--- WRITTEN PROBLEM ---
Give an exact copy of every line, leaving images out.

--- INFORMATION SHOWN ---
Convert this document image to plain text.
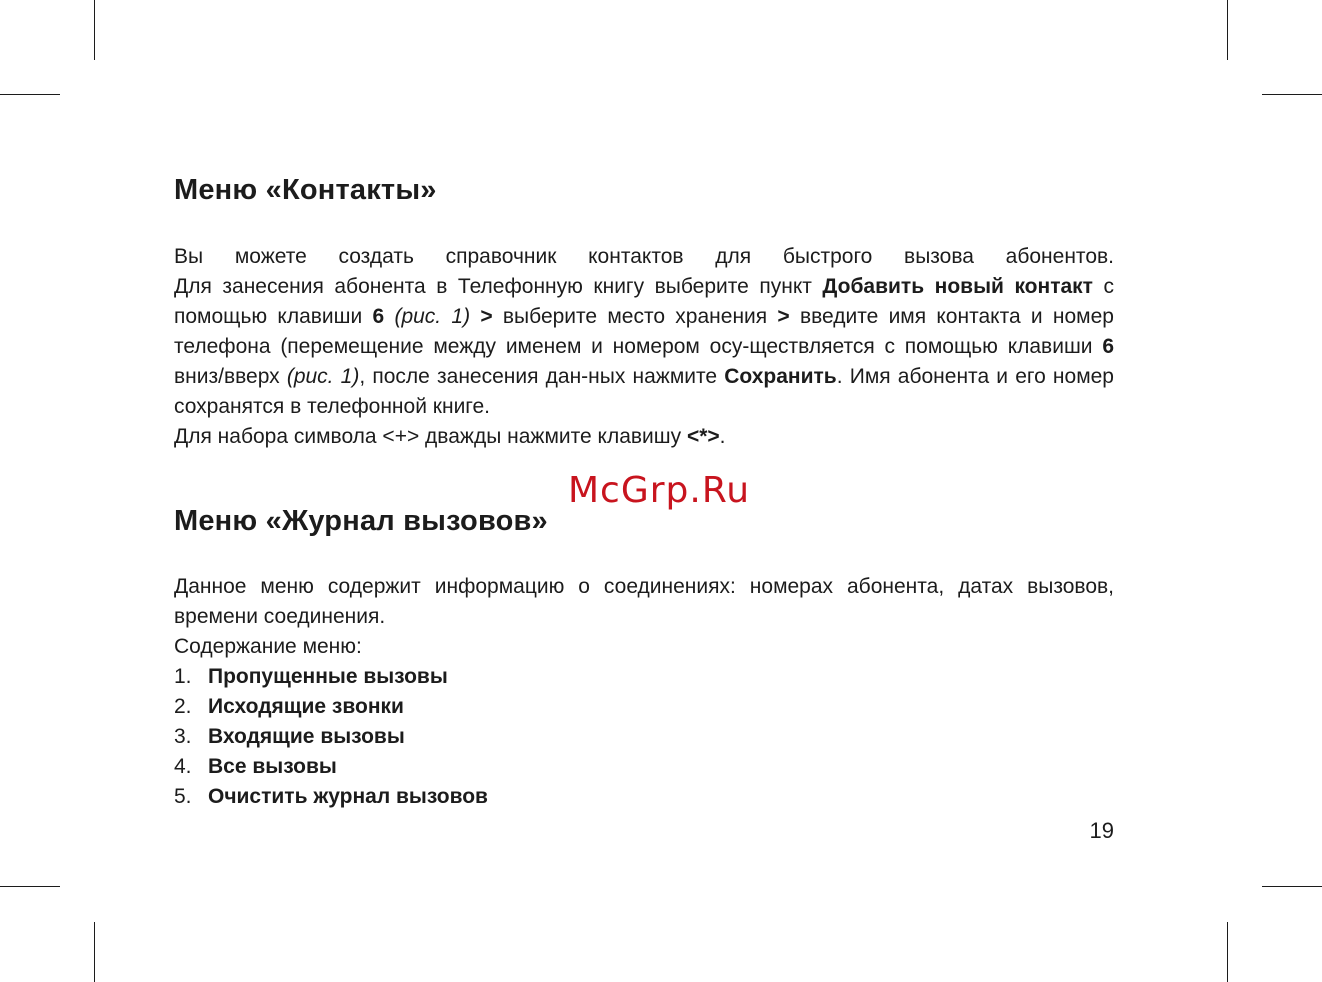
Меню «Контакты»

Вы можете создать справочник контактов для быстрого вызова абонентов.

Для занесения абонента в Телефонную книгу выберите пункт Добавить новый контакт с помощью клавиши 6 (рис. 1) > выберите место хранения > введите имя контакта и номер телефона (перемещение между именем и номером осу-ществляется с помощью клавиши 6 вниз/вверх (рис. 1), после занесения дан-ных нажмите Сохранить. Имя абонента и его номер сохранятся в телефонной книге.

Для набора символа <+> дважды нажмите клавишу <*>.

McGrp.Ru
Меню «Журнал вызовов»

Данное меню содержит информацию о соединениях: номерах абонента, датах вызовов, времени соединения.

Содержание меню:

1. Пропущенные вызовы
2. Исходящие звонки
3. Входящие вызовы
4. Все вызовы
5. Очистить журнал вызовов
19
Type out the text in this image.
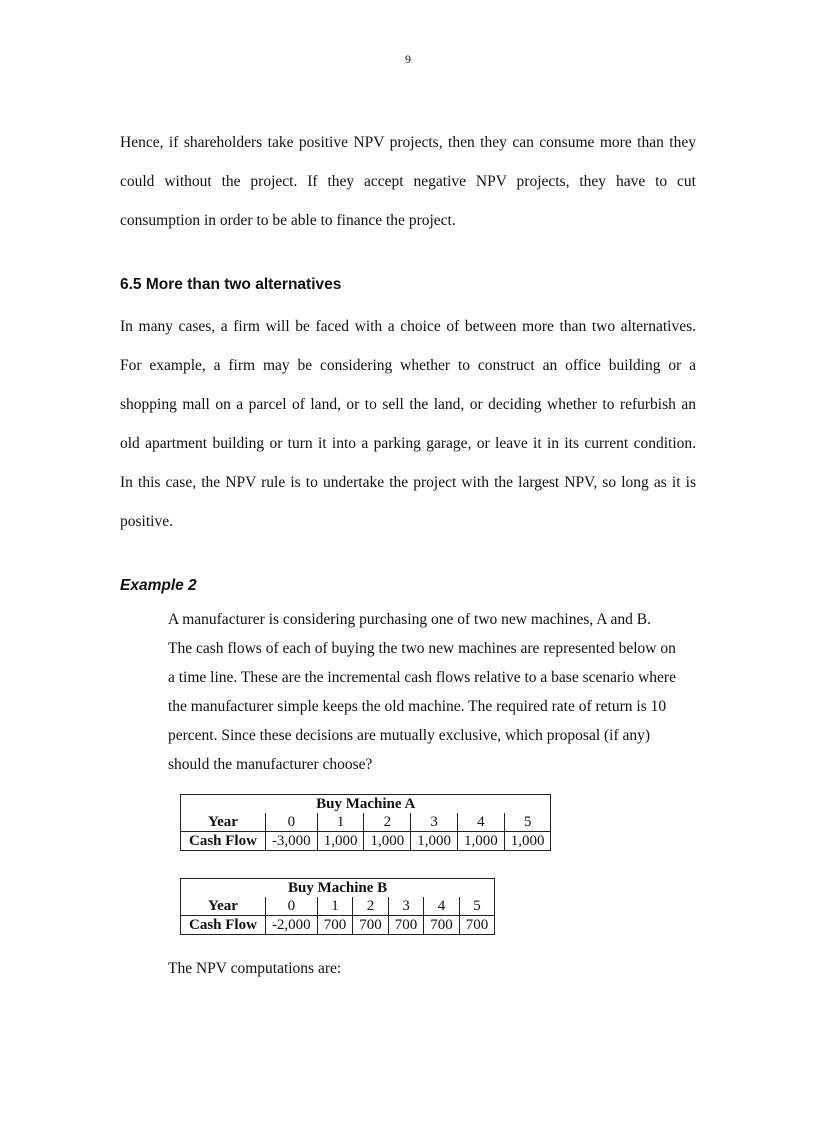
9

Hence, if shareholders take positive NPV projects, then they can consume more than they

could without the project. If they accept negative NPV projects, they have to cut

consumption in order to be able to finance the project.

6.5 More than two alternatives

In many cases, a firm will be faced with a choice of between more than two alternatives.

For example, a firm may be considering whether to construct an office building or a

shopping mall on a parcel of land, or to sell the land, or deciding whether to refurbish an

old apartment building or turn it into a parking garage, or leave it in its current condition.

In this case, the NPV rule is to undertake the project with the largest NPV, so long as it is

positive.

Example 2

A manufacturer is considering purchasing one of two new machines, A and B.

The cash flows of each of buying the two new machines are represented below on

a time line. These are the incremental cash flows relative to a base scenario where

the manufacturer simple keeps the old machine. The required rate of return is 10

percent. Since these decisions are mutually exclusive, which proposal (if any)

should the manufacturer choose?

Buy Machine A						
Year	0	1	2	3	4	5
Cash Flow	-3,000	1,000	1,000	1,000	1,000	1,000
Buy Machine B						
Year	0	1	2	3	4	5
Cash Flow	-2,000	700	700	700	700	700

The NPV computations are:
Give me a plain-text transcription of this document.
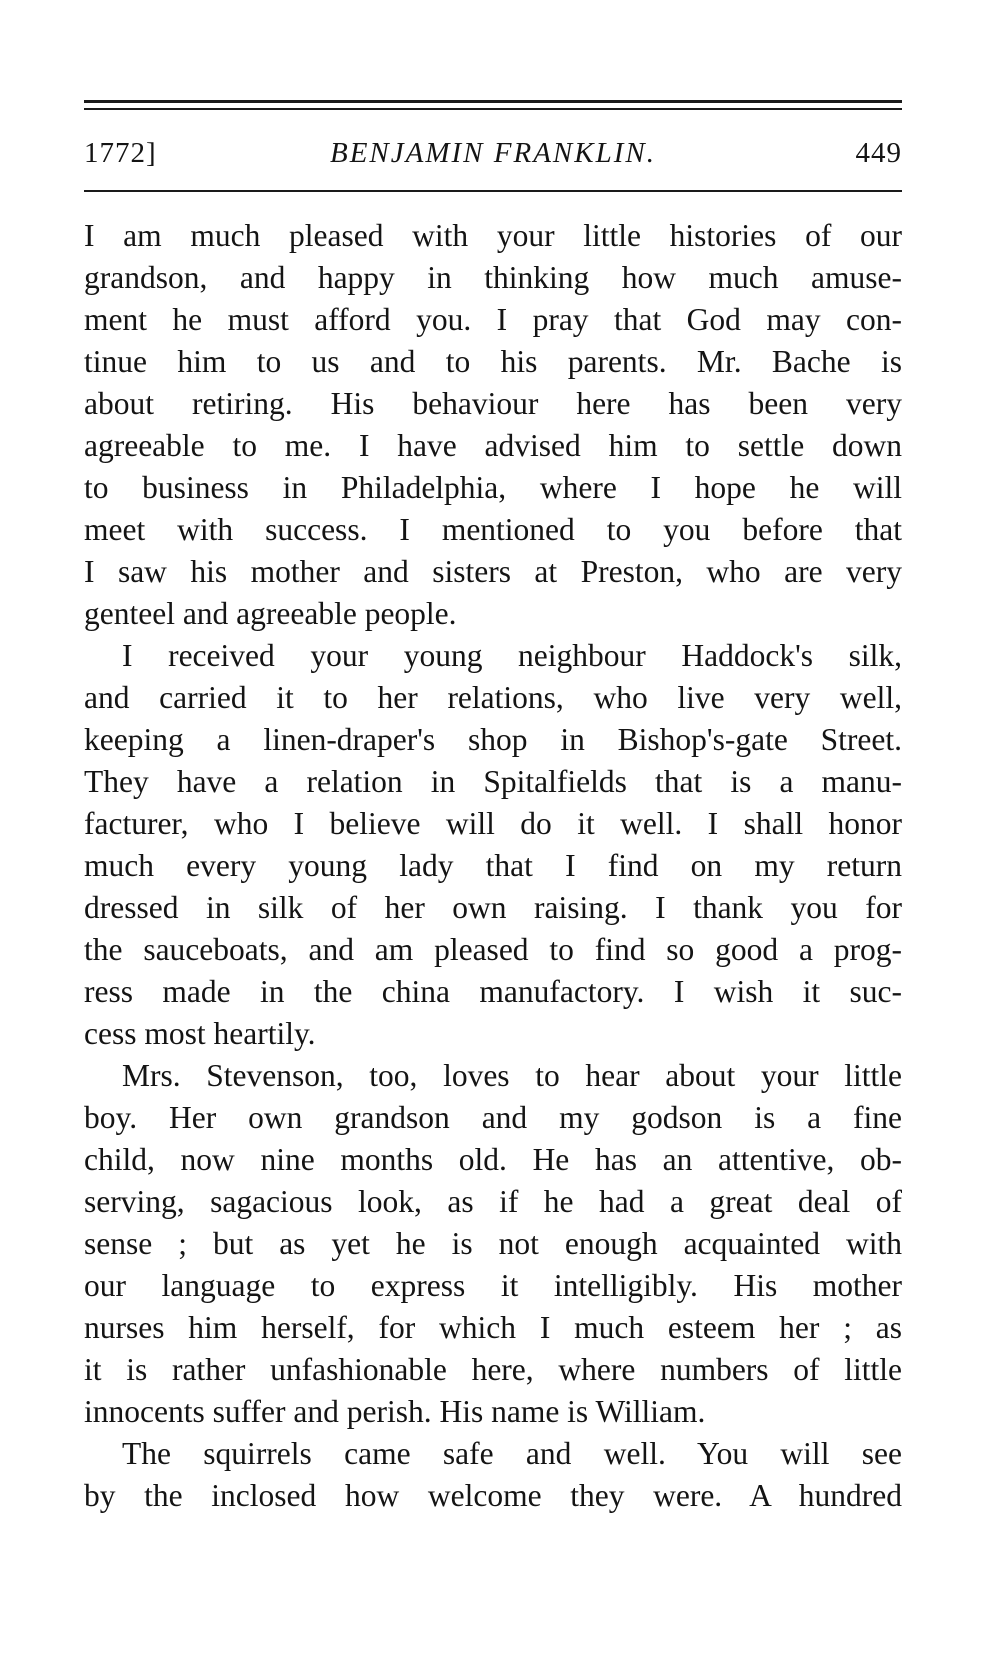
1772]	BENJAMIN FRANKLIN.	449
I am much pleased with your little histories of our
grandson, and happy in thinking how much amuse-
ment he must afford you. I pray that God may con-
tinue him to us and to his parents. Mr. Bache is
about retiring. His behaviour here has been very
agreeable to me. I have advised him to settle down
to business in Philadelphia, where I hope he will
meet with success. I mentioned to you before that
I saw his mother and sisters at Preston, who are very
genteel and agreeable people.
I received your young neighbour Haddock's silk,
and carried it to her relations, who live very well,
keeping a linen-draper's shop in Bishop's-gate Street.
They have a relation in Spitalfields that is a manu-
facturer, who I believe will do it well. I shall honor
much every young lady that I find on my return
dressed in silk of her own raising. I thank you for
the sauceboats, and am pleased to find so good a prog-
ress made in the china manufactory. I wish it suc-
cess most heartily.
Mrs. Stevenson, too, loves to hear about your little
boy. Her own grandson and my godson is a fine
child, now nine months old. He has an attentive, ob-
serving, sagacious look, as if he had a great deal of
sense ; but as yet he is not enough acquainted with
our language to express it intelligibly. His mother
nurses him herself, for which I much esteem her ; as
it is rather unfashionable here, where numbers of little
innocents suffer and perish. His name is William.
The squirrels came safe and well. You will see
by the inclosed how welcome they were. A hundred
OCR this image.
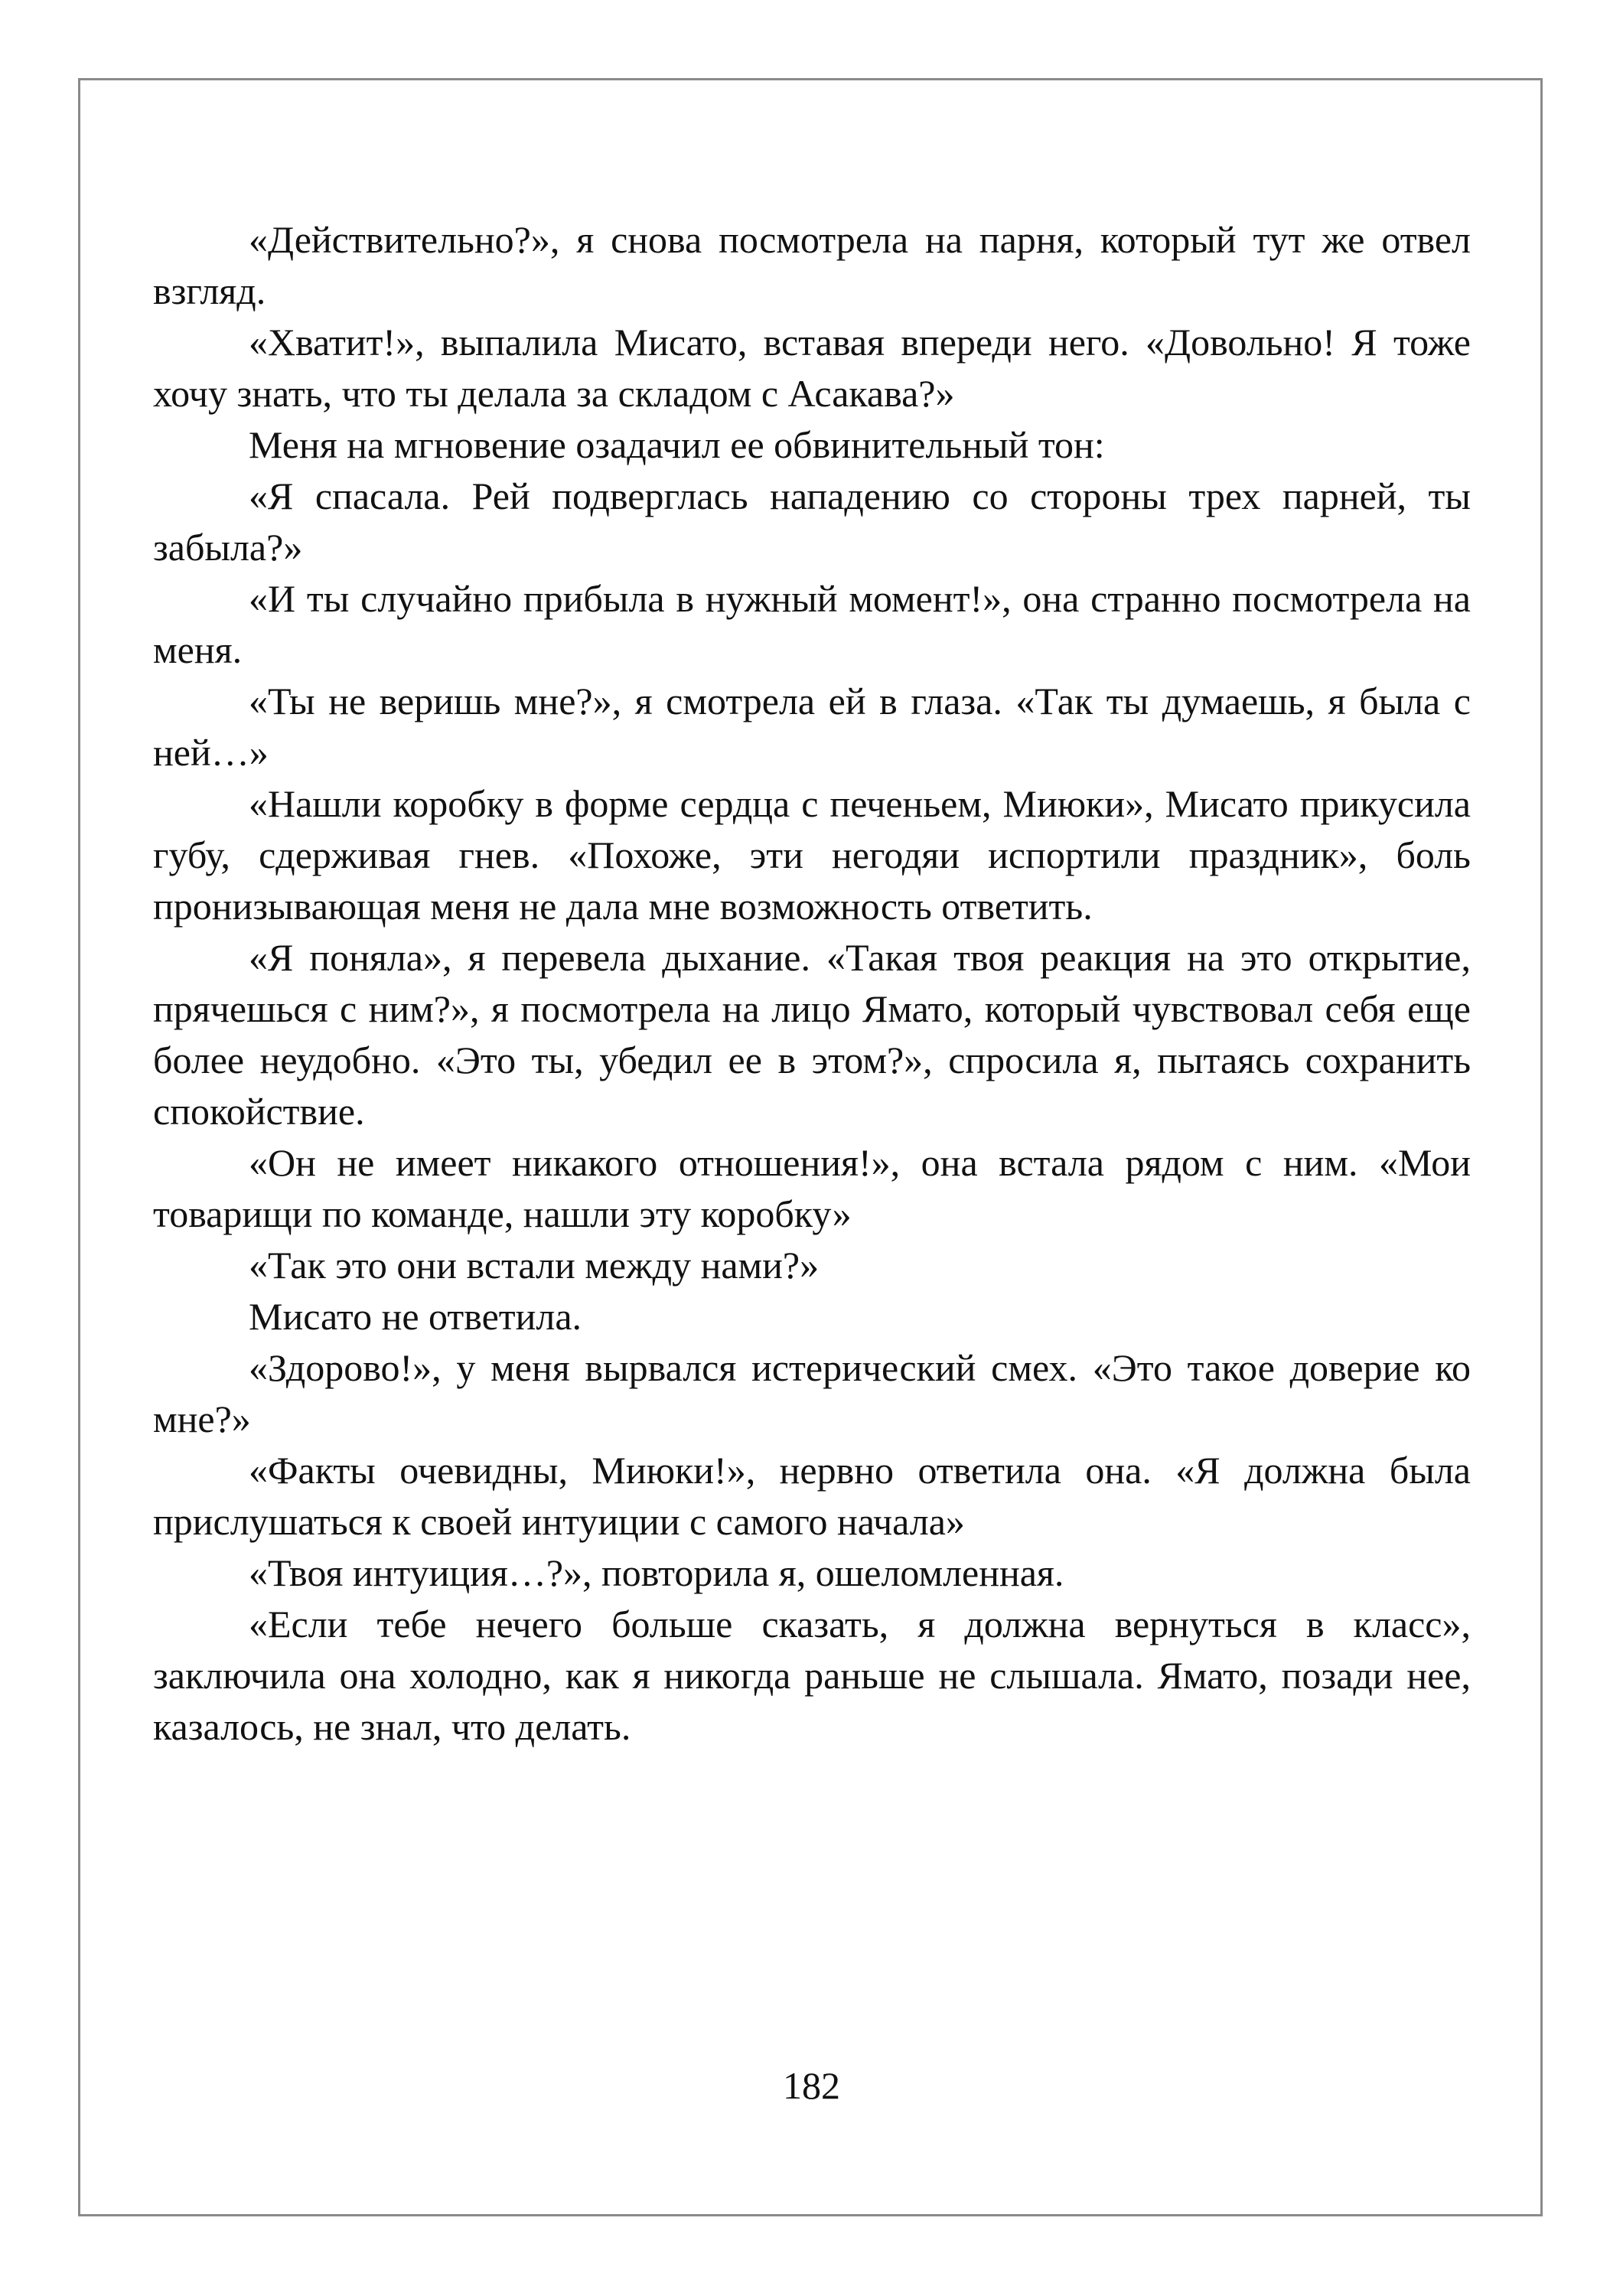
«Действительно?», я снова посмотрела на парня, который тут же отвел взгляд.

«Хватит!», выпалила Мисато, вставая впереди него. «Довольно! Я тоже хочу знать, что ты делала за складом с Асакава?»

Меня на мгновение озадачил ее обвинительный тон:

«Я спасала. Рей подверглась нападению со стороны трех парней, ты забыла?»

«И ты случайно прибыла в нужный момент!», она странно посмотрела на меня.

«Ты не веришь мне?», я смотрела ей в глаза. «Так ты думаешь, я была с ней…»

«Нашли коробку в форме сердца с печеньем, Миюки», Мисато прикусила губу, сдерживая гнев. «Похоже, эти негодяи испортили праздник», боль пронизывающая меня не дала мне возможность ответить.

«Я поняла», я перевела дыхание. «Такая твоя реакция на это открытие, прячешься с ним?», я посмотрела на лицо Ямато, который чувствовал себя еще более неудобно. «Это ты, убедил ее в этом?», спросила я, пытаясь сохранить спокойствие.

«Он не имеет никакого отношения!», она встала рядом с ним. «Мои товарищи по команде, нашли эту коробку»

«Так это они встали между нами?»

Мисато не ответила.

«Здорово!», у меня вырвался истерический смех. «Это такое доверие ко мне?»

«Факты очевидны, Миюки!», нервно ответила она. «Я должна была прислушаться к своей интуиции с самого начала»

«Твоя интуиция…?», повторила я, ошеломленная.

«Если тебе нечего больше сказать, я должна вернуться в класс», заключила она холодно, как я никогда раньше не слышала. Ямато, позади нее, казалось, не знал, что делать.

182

--- REPLY TO THE EXERCISE ---
Convert this document image to plain text.
Меню «Контакты»

Вы можете создать справочник контактов для быстрого вызова абонентов.

Для занесения абонента в Телефонную книгу выберите пункт Добавить новый контакт с помощью клавиши 6 (рис. 1) > выберите место хранения > введите имя контакта и номер телефона (перемещение между именем и номером осу-ществляется с помощью клавиши 6 вниз/вверх (рис. 1), после занесения дан-ных нажмите Сохранить. Имя абонента и его номер сохранятся в телефонной книге.

Для набора символа <+> дважды нажмите клавишу <*>.

McGrp.Ru
Меню «Журнал вызовов»

Данное меню содержит информацию о соединениях: номерах абонента, датах вызовов, времени соединения.

Содержание меню:

1. Пропущенные вызовы
2. Исходящие звонки
3. Входящие вызовы
4. Все вызовы
5. Очистить журнал вызовов
19
Type out the text in this image.
9

Hence, if shareholders take positive NPV projects, then they can consume more than they

could without the project. If they accept negative NPV projects, they have to cut

consumption in order to be able to finance the project.

6.5 More than two alternatives

In many cases, a firm will be faced with a choice of between more than two alternatives.

For example, a firm may be considering whether to construct an office building or a

shopping mall on a parcel of land, or to sell the land, or deciding whether to refurbish an

old apartment building or turn it into a parking garage, or leave it in its current condition.

In this case, the NPV rule is to undertake the project with the largest NPV, so long as it is

positive.

Example 2

A manufacturer is considering purchasing one of two new machines, A and B.

The cash flows of each of buying the two new machines are represented below on

a time line. These are the incremental cash flows relative to a base scenario where

the manufacturer simple keeps the old machine. The required rate of return is 10

percent. Since these decisions are mutually exclusive, which proposal (if any)

should the manufacturer choose?

Buy Machine A						
Year	0	1	2	3	4	5
Cash Flow	-3,000	1,000	1,000	1,000	1,000	1,000
Buy Machine B						
Year	0	1	2	3	4	5
Cash Flow	-2,000	700	700	700	700	700

The NPV computations are:
Give me a plain-text transcription of this document.
1772]	BENJAMIN FRANKLIN.	449
I am much pleased with your little histories of our
grandson, and happy in thinking how much amuse-
ment he must afford you. I pray that God may con-
tinue him to us and to his parents. Mr. Bache is
about retiring. His behaviour here has been very
agreeable to me. I have advised him to settle down
to business in Philadelphia, where I hope he will
meet with success. I mentioned to you before that
I saw his mother and sisters at Preston, who are very
genteel and agreeable people.
I received your young neighbour Haddock's silk,
and carried it to her relations, who live very well,
keeping a linen-draper's shop in Bishop's-gate Street.
They have a relation in Spitalfields that is a manu-
facturer, who I believe will do it well. I shall honor
much every young lady that I find on my return
dressed in silk of her own raising. I thank you for
the sauceboats, and am pleased to find so good a prog-
ress made in the china manufactory. I wish it suc-
cess most heartily.
Mrs. Stevenson, too, loves to hear about your little
boy. Her own grandson and my godson is a fine
child, now nine months old. He has an attentive, ob-
serving, sagacious look, as if he had a great deal of
sense ; but as yet he is not enough acquainted with
our language to express it intelligibly. His mother
nurses him herself, for which I much esteem her ; as
it is rather unfashionable here, where numbers of little
innocents suffer and perish. His name is William.
The squirrels came safe and well. You will see
by the inclosed how welcome they were. A hundred
OCR this image.
«Действительно?», я снова посмотрела на парня, который тут же отвел взгляд.

«Хватит!», выпалила Мисато, вставая впереди него. «Довольно! Я тоже хочу знать, что ты делала за складом с Асакава?»

Меня на мгновение озадачил ее обвинительный тон:

«Я спасала. Рей подверглась нападению со стороны трех парней, ты забыла?»

«И ты случайно прибыла в нужный момент!», она странно посмотрела на меня.

«Ты не веришь мне?», я смотрела ей в глаза. «Так ты думаешь, я была с ней…»

«Нашли коробку в форме сердца с печеньем, Миюки», Мисато прикусила губу, сдерживая гнев. «Похоже, эти негодяи испортили праздник», боль пронизывающая меня не дала мне возможность ответить.

«Я поняла», я перевела дыхание. «Такая твоя реакция на это открытие, прячешься с ним?», я посмотрела на лицо Ямато, который чувствовал себя еще более неудобно. «Это ты, убедил ее в этом?», спросила я, пытаясь сохранить спокойствие.

«Он не имеет никакого отношения!», она встала рядом с ним. «Мои товарищи по команде, нашли эту коробку»

«Так это они встали между нами?»

Мисато не ответила.

«Здорово!», у меня вырвался истерический смех. «Это такое доверие ко мне?»

«Факты очевидны, Миюки!», нервно ответила она. «Я должна была прислушаться к своей интуиции с самого начала»

«Твоя интуиция…?», повторила я, ошеломленная.

«Если тебе нечего больше сказать, я должна вернуться в класс», заключила она холодно, как я никогда раньше не слышала. Ямато, позади нее, казалось, не знал, что делать.

182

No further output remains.